Reply with nothing except the number of lines that contain the word "Okna".

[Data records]
◇ ◇ ◇ ◇
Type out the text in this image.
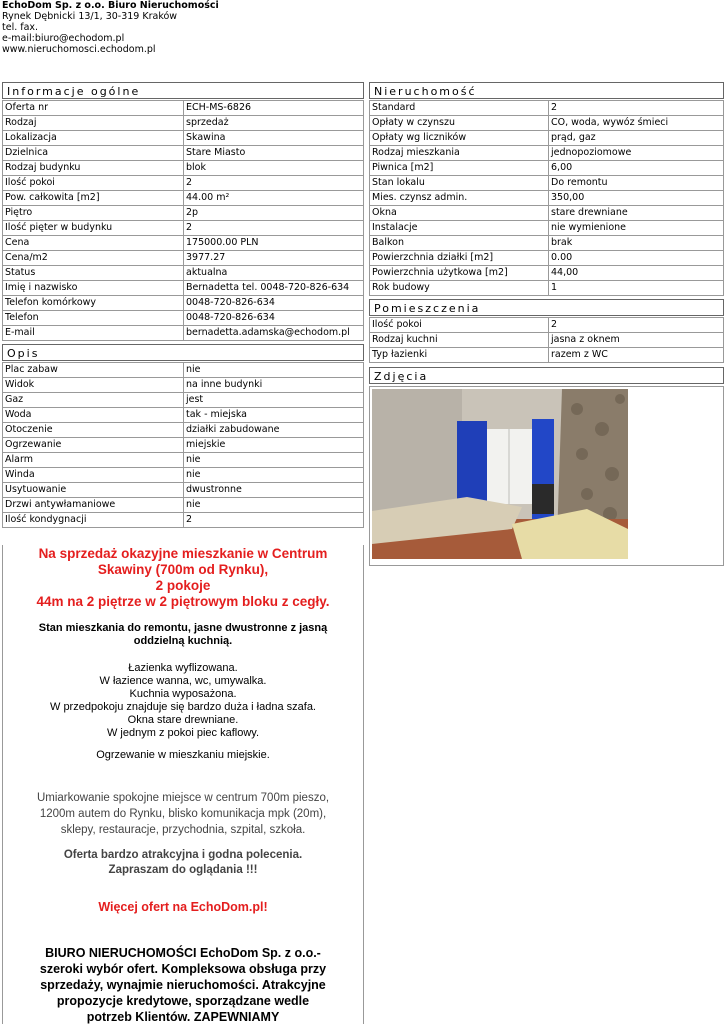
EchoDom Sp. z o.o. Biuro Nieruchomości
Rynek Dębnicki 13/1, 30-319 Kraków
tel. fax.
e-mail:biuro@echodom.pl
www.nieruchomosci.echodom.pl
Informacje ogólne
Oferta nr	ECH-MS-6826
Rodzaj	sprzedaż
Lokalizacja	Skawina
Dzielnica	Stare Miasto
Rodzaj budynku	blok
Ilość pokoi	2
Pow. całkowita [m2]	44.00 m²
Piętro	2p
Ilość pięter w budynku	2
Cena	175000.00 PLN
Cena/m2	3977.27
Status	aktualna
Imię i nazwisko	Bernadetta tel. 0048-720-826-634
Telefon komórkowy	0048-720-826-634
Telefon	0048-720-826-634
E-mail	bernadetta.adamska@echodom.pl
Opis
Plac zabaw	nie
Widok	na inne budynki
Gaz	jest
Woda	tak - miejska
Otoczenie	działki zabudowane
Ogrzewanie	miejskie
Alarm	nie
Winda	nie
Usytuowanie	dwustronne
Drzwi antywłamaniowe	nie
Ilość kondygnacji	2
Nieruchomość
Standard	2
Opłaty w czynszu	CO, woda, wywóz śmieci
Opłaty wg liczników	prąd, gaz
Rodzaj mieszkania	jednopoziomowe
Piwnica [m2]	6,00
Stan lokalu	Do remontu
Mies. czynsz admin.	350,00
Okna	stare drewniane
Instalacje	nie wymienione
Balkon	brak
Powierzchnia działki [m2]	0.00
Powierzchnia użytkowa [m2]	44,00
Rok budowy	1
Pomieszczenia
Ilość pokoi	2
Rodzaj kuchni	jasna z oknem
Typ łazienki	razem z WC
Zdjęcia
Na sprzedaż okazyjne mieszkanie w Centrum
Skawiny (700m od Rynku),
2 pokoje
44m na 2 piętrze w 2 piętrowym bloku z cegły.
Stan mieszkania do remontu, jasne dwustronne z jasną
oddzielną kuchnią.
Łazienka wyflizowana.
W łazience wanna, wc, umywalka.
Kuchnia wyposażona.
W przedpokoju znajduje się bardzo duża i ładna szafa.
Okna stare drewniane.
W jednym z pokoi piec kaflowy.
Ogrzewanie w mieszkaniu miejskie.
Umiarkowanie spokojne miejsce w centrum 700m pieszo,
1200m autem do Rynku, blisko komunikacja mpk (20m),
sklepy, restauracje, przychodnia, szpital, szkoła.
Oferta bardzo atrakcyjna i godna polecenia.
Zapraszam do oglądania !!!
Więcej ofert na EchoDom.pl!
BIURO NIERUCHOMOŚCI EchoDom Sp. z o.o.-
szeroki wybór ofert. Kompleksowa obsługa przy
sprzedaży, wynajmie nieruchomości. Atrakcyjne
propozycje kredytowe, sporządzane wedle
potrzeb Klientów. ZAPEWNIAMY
◇ ◇ ◇ ◇
■ Exercise output
2